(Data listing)
# # # # # # #

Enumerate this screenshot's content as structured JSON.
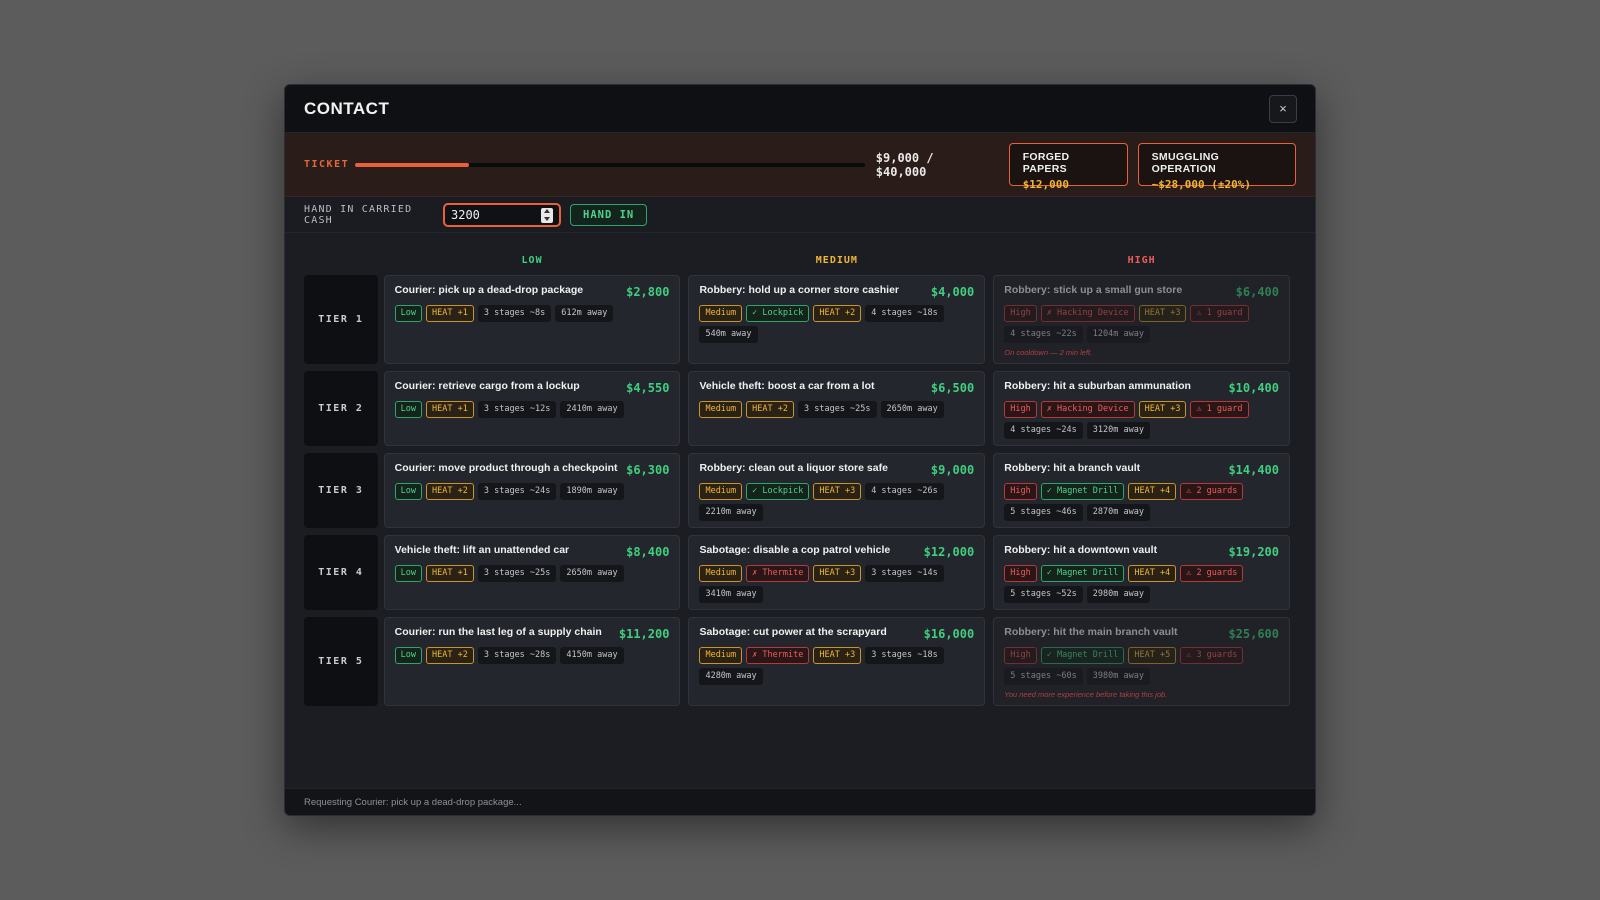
{
  "modal": {
    "title": "CONTACT",
    "close_label": "×"
  },
  "ticket": {
    "label": "TICKET",
    "progress_fraction": 0.225,
    "amount": "$9,000 / $40,000",
    "options": [
      {
        "name": "FORGED PAPERS",
        "price": "$12,000"
      },
      {
        "name": "SMUGGLING OPERATION",
        "price": "~$28,000 (±20%)"
      }
    ]
  },
  "handin": {
    "label": "HAND IN CARRIED CASH",
    "value": "3200",
    "button": "HAND IN"
  },
  "columns": [
    {
      "label": "LOW",
      "color": "#3fcf7e"
    },
    {
      "label": "MEDIUM",
      "color": "#f2b635"
    },
    {
      "label": "HIGH",
      "color": "#ef5b5b"
    }
  ],
  "rows": [
    {
      "tier": "TIER 1",
      "jobs": [
        {
          "title": "Courier: pick up a dead-drop package",
          "price": "$2,800",
          "dim": false,
          "note": "",
          "chips": [
            {
              "t": "Low",
              "k": "low"
            },
            {
              "t": "HEAT +1",
              "k": "heat"
            },
            {
              "t": "3 stages ~8s",
              "k": "info"
            },
            {
              "t": "612m away",
              "k": "info"
            }
          ]
        },
        {
          "title": "Robbery: hold up a corner store cashier",
          "price": "$4,000",
          "dim": false,
          "note": "",
          "chips": [
            {
              "t": "Medium",
              "k": "medium"
            },
            {
              "t": "✓ Lockpick",
              "k": "ok"
            },
            {
              "t": "HEAT +2",
              "k": "heat"
            },
            {
              "t": "4 stages ~18s",
              "k": "info"
            },
            {
              "t": "540m away",
              "k": "info"
            }
          ]
        },
        {
          "title": "Robbery: stick up a small gun store",
          "price": "$6,400",
          "dim": true,
          "note": "On cooldown — 2 min left.",
          "chips": [
            {
              "t": "High",
              "k": "high"
            },
            {
              "t": "✗ Hacking Device",
              "k": "bad"
            },
            {
              "t": "HEAT +3",
              "k": "heat"
            },
            {
              "t": "⚠ 1 guard",
              "k": "guard"
            },
            {
              "t": "4 stages ~22s",
              "k": "info"
            },
            {
              "t": "1204m away",
              "k": "info"
            }
          ]
        }
      ]
    },
    {
      "tier": "TIER 2",
      "jobs": [
        {
          "title": "Courier: retrieve cargo from a lockup",
          "price": "$4,550",
          "dim": false,
          "note": "",
          "chips": [
            {
              "t": "Low",
              "k": "low"
            },
            {
              "t": "HEAT +1",
              "k": "heat"
            },
            {
              "t": "3 stages ~12s",
              "k": "info"
            },
            {
              "t": "2410m away",
              "k": "info"
            }
          ]
        },
        {
          "title": "Vehicle theft: boost a car from a lot",
          "price": "$6,500",
          "dim": false,
          "note": "",
          "chips": [
            {
              "t": "Medium",
              "k": "medium"
            },
            {
              "t": "HEAT +2",
              "k": "heat"
            },
            {
              "t": "3 stages ~25s",
              "k": "info"
            },
            {
              "t": "2650m away",
              "k": "info"
            }
          ]
        },
        {
          "title": "Robbery: hit a suburban ammunation",
          "price": "$10,400",
          "dim": false,
          "note": "",
          "chips": [
            {
              "t": "High",
              "k": "high"
            },
            {
              "t": "✗ Hacking Device",
              "k": "bad"
            },
            {
              "t": "HEAT +3",
              "k": "heat"
            },
            {
              "t": "⚠ 1 guard",
              "k": "guard"
            },
            {
              "t": "4 stages ~24s",
              "k": "info"
            },
            {
              "t": "3120m away",
              "k": "info"
            }
          ]
        }
      ]
    },
    {
      "tier": "TIER 3",
      "jobs": [
        {
          "title": "Courier: move product through a checkpoint",
          "price": "$6,300",
          "dim": false,
          "note": "",
          "chips": [
            {
              "t": "Low",
              "k": "low"
            },
            {
              "t": "HEAT +2",
              "k": "heat"
            },
            {
              "t": "3 stages ~24s",
              "k": "info"
            },
            {
              "t": "1890m away",
              "k": "info"
            }
          ]
        },
        {
          "title": "Robbery: clean out a liquor store safe",
          "price": "$9,000",
          "dim": false,
          "note": "",
          "chips": [
            {
              "t": "Medium",
              "k": "medium"
            },
            {
              "t": "✓ Lockpick",
              "k": "ok"
            },
            {
              "t": "HEAT +3",
              "k": "heat"
            },
            {
              "t": "4 stages ~26s",
              "k": "info"
            },
            {
              "t": "2210m away",
              "k": "info"
            }
          ]
        },
        {
          "title": "Robbery: hit a branch vault",
          "price": "$14,400",
          "dim": false,
          "note": "",
          "chips": [
            {
              "t": "High",
              "k": "high"
            },
            {
              "t": "✓ Magnet Drill",
              "k": "ok"
            },
            {
              "t": "HEAT +4",
              "k": "heat"
            },
            {
              "t": "⚠ 2 guards",
              "k": "guard"
            },
            {
              "t": "5 stages ~46s",
              "k": "info"
            },
            {
              "t": "2870m away",
              "k": "info"
            }
          ]
        }
      ]
    },
    {
      "tier": "TIER 4",
      "jobs": [
        {
          "title": "Vehicle theft: lift an unattended car",
          "price": "$8,400",
          "dim": false,
          "note": "",
          "chips": [
            {
              "t": "Low",
              "k": "low"
            },
            {
              "t": "HEAT +1",
              "k": "heat"
            },
            {
              "t": "3 stages ~25s",
              "k": "info"
            },
            {
              "t": "2650m away",
              "k": "info"
            }
          ]
        },
        {
          "title": "Sabotage: disable a cop patrol vehicle",
          "price": "$12,000",
          "dim": false,
          "note": "",
          "chips": [
            {
              "t": "Medium",
              "k": "medium"
            },
            {
              "t": "✗ Thermite",
              "k": "bad"
            },
            {
              "t": "HEAT +3",
              "k": "heat"
            },
            {
              "t": "3 stages ~14s",
              "k": "info"
            },
            {
              "t": "3410m away",
              "k": "info"
            }
          ]
        },
        {
          "title": "Robbery: hit a downtown vault",
          "price": "$19,200",
          "dim": false,
          "note": "",
          "chips": [
            {
              "t": "High",
              "k": "high"
            },
            {
              "t": "✓ Magnet Drill",
              "k": "ok"
            },
            {
              "t": "HEAT +4",
              "k": "heat"
            },
            {
              "t": "⚠ 2 guards",
              "k": "guard"
            },
            {
              "t": "5 stages ~52s",
              "k": "info"
            },
            {
              "t": "2980m away",
              "k": "info"
            }
          ]
        }
      ]
    },
    {
      "tier": "TIER 5",
      "jobs": [
        {
          "title": "Courier: run the last leg of a supply chain",
          "price": "$11,200",
          "dim": false,
          "note": "",
          "chips": [
            {
              "t": "Low",
              "k": "low"
            },
            {
              "t": "HEAT +2",
              "k": "heat"
            },
            {
              "t": "3 stages ~28s",
              "k": "info"
            },
            {
              "t": "4150m away",
              "k": "info"
            }
          ]
        },
        {
          "title": "Sabotage: cut power at the scrapyard",
          "price": "$16,000",
          "dim": false,
          "note": "",
          "chips": [
            {
              "t": "Medium",
              "k": "medium"
            },
            {
              "t": "✗ Thermite",
              "k": "bad"
            },
            {
              "t": "HEAT +3",
              "k": "heat"
            },
            {
              "t": "3 stages ~18s",
              "k": "info"
            },
            {
              "t": "4280m away",
              "k": "info"
            }
          ]
        },
        {
          "title": "Robbery: hit the main branch vault",
          "price": "$25,600",
          "dim": true,
          "note": "You need more experience before taking this job.",
          "chips": [
            {
              "t": "High",
              "k": "high"
            },
            {
              "t": "✓ Magnet Drill",
              "k": "ok"
            },
            {
              "t": "HEAT +5",
              "k": "heat"
            },
            {
              "t": "⚠ 3 guards",
              "k": "guard"
            },
            {
              "t": "5 stages ~60s",
              "k": "info"
            },
            {
              "t": "3980m away",
              "k": "info"
            }
          ]
        }
      ]
    }
  ],
  "status": "Requesting Courier: pick up a dead-drop package..."
}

# # # # # # #

Of all the lines in the listing above, how many include "dead"? Write only the number.

→ WRITTEN SOLUTION
2